TASK DATA:
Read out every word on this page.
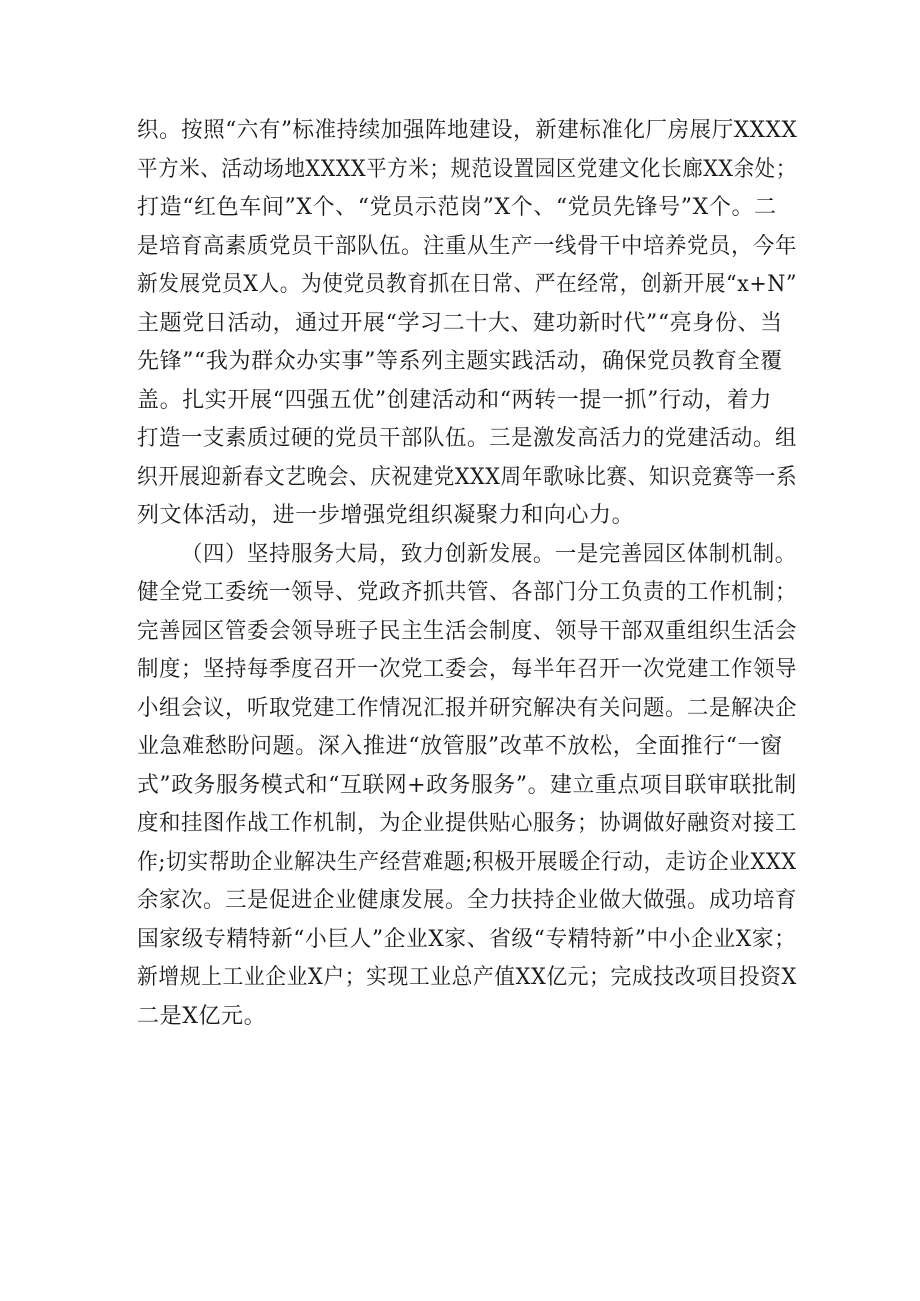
织。按照“六有”标准持续加强阵地建设，新建标准化厂房展厅XXXX
平方米、活动场地XXXX平方米；规范设置园区党建文化长廊XX余处；
打造“红色车间”X个、“党员示范岗”X个、“党员先锋号”X个。二
是培育高素质党员干部队伍。注重从生产一线骨干中培养党员，今年
新发展党员X人。为使党员教育抓在日常、严在经常，创新开展“x+N”
主题党日活动，通过开展“学习二十大、建功新时代”“亮身份、当
先锋”“我为群众办实事”等系列主题实践活动，确保党员教育全覆
盖。扎实开展“四强五优”创建活动和“两转一提一抓”行动，着力
打造一支素质过硬的党员干部队伍。三是激发高活力的党建活动。组
织开展迎新春文艺晚会、庆祝建党XXX周年歌咏比赛、知识竞赛等一系
列文体活动，进一步增强党组织凝聚力和向心力。
（四）坚持服务大局，致力创新发展。一是完善园区体制机制。
健全党工委统一领导、党政齐抓共管、各部门分工负责的工作机制；
完善园区管委会领导班子民主生活会制度、领导干部双重组织生活会
制度；坚持每季度召开一次党工委会，每半年召开一次党建工作领导
小组会议，听取党建工作情况汇报并研究解决有关问题。二是解决企
业急难愁盼问题。深入推进“放管服”改革不放松，全面推行“一窗
式”政务服务模式和“互联网+政务服务”。建立重点项目联审联批制
度和挂图作战工作机制，为企业提供贴心服务；协调做好融资对接工
作;切实帮助企业解决生产经营难题;积极开展暖企行动，走访企业XXX
余家次。三是促进企业健康发展。全力扶持企业做大做强。成功培育
国家级专精特新“小巨人”企业X家、省级“专精特新”中小企业X家；
新增规上工业企业X户；实现工业总产值XX亿元；完成技改项目投资X
二是X亿元。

WHAT TO DO: All of the data above should be transcribed verbatim, with pictures omitted.

EXERCISE ANSWER:
Read out every word on this page.
织。按照“六有”标准持续加强阵地建设，新建标准化厂房展厅XXXX
平方米、活动场地XXXX平方米；规范设置园区党建文化长廊XX余处；
打造“红色车间”X个、“党员示范岗”X个、“党员先锋号”X个。二
是培育高素质党员干部队伍。注重从生产一线骨干中培养党员，今年
新发展党员X人。为使党员教育抓在日常、严在经常，创新开展“x+N”
主题党日活动，通过开展“学习二十大、建功新时代”“亮身份、当
先锋”“我为群众办实事”等系列主题实践活动，确保党员教育全覆
盖。扎实开展“四强五优”创建活动和“两转一提一抓”行动，着力
打造一支素质过硬的党员干部队伍。三是激发高活力的党建活动。组
织开展迎新春文艺晚会、庆祝建党XXX周年歌咏比赛、知识竞赛等一系
列文体活动，进一步增强党组织凝聚力和向心力。
（四）坚持服务大局，致力创新发展。一是完善园区体制机制。
健全党工委统一领导、党政齐抓共管、各部门分工负责的工作机制；
完善园区管委会领导班子民主生活会制度、领导干部双重组织生活会
制度；坚持每季度召开一次党工委会，每半年召开一次党建工作领导
小组会议，听取党建工作情况汇报并研究解决有关问题。二是解决企
业急难愁盼问题。深入推进“放管服”改革不放松，全面推行“一窗
式”政务服务模式和“互联网+政务服务”。建立重点项目联审联批制
度和挂图作战工作机制，为企业提供贴心服务；协调做好融资对接工
作;切实帮助企业解决生产经营难题;积极开展暖企行动，走访企业XXX
余家次。三是促进企业健康发展。全力扶持企业做大做强。成功培育
国家级专精特新“小巨人”企业X家、省级“专精特新”中小企业X家；
新增规上工业企业X户；实现工业总产值XX亿元；完成技改项目投资X
二是X亿元。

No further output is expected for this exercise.